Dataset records
-- -- --
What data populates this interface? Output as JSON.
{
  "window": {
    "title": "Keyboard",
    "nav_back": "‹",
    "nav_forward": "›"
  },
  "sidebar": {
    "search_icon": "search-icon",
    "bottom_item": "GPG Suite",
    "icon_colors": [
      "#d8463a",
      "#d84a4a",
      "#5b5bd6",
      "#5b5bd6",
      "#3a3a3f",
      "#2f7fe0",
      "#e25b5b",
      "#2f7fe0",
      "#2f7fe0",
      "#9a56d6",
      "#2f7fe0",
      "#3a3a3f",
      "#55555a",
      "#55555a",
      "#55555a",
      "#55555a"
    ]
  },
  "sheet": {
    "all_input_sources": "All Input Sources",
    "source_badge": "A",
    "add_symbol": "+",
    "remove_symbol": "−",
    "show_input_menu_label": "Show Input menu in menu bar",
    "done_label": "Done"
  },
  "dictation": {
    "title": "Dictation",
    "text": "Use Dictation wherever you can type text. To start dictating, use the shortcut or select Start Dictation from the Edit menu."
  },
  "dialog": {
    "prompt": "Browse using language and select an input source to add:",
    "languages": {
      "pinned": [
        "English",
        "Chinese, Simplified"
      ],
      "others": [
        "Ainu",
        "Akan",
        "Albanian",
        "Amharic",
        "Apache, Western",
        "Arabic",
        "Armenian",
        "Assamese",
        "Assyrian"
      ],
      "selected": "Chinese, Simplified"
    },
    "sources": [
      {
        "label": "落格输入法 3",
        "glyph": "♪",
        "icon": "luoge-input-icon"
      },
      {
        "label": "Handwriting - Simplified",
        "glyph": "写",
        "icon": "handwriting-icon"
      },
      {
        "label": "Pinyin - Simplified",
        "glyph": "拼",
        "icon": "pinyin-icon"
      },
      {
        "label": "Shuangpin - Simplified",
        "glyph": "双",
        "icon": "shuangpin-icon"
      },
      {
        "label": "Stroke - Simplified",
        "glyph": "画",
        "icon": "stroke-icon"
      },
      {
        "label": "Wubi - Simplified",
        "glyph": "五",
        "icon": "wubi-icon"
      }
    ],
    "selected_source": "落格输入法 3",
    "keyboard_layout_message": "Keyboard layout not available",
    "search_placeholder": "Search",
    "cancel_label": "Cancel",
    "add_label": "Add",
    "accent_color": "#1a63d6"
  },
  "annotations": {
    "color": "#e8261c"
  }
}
-- -- --
▶ **What you will do**:
Extract each entry in full and write it down exactly.

▶ **Problem solution**:
What data populates this interface? Output as JSON.
{
  "window": {
    "title": "Keyboard",
    "nav_back": "‹",
    "nav_forward": "›"
  },
  "sidebar": {
    "search_icon": "search-icon",
    "bottom_item": "GPG Suite",
    "icon_colors": [
      "#d8463a",
      "#d84a4a",
      "#5b5bd6",
      "#5b5bd6",
      "#3a3a3f",
      "#2f7fe0",
      "#e25b5b",
      "#2f7fe0",
      "#2f7fe0",
      "#9a56d6",
      "#2f7fe0",
      "#3a3a3f",
      "#55555a",
      "#55555a",
      "#55555a",
      "#55555a"
    ]
  },
  "sheet": {
    "all_input_sources": "All Input Sources",
    "source_badge": "A",
    "add_symbol": "+",
    "remove_symbol": "−",
    "show_input_menu_label": "Show Input menu in menu bar",
    "done_label": "Done"
  },
  "dictation": {
    "title": "Dictation",
    "text": "Use Dictation wherever you can type text. To start dictating, use the shortcut or select Start Dictation from the Edit menu."
  },
  "dialog": {
    "prompt": "Browse using language and select an input source to add:",
    "languages": {
      "pinned": [
        "English",
        "Chinese, Simplified"
      ],
      "others": [
        "Ainu",
        "Akan",
        "Albanian",
        "Amharic",
        "Apache, Western",
        "Arabic",
        "Armenian",
        "Assamese",
        "Assyrian"
      ],
      "selected": "Chinese, Simplified"
    },
    "sources": [
      {
        "label": "落格输入法 3",
        "glyph": "♪",
        "icon": "luoge-input-icon"
      },
      {
        "label": "Handwriting - Simplified",
        "glyph": "写",
        "icon": "handwriting-icon"
      },
      {
        "label": "Pinyin - Simplified",
        "glyph": "拼",
        "icon": "pinyin-icon"
      },
      {
        "label": "Shuangpin - Simplified",
        "glyph": "双",
        "icon": "shuangpin-icon"
      },
      {
        "label": "Stroke - Simplified",
        "glyph": "画",
        "icon": "stroke-icon"
      },
      {
        "label": "Wubi - Simplified",
        "glyph": "五",
        "icon": "wubi-icon"
      }
    ],
    "selected_source": "落格输入法 3",
    "keyboard_layout_message": "Keyboard layout not available",
    "search_placeholder": "Search",
    "cancel_label": "Cancel",
    "add_label": "Add",
    "accent_color": "#1a63d6"
  },
  "annotations": {
    "color": "#e8261c"
  }
}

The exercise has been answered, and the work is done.